─── Records shown ───

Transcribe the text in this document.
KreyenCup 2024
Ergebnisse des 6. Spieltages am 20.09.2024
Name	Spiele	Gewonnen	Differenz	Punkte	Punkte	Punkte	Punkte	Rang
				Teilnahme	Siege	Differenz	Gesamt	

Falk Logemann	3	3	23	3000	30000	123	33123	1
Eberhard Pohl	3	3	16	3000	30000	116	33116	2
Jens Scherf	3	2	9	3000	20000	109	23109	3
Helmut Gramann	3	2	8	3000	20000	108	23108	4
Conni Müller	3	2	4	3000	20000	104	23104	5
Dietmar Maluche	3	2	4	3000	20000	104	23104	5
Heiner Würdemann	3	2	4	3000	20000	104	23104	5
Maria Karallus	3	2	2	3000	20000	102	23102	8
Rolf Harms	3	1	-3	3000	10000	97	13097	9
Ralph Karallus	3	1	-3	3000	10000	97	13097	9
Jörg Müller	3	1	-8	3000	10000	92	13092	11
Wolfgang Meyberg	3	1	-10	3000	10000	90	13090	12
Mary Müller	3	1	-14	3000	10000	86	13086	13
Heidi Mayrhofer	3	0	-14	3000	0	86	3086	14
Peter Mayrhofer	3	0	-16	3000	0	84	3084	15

───

Print out the whole listing exactly as it appears.

- [Solution for this problem]:
Transcribe the text in this document.
KreyenCup 2024
Ergebnisse des 6. Spieltages am 20.09.2024
Name	Spiele	Gewonnen	Differenz	Punkte	Punkte	Punkte	Punkte	Rang
				Teilnahme	Siege	Differenz	Gesamt	

Falk Logemann	3	3	23	3000	30000	123	33123	1
Eberhard Pohl	3	3	16	3000	30000	116	33116	2
Jens Scherf	3	2	9	3000	20000	109	23109	3
Helmut Gramann	3	2	8	3000	20000	108	23108	4
Conni Müller	3	2	4	3000	20000	104	23104	5
Dietmar Maluche	3	2	4	3000	20000	104	23104	5
Heiner Würdemann	3	2	4	3000	20000	104	23104	5
Maria Karallus	3	2	2	3000	20000	102	23102	8
Rolf Harms	3	1	-3	3000	10000	97	13097	9
Ralph Karallus	3	1	-3	3000	10000	97	13097	9
Jörg Müller	3	1	-8	3000	10000	92	13092	11
Wolfgang Meyberg	3	1	-10	3000	10000	90	13090	12
Mary Müller	3	1	-14	3000	10000	86	13086	13
Heidi Mayrhofer	3	0	-14	3000	0	86	3086	14
Peter Mayrhofer	3	0	-16	3000	0	84	3084	15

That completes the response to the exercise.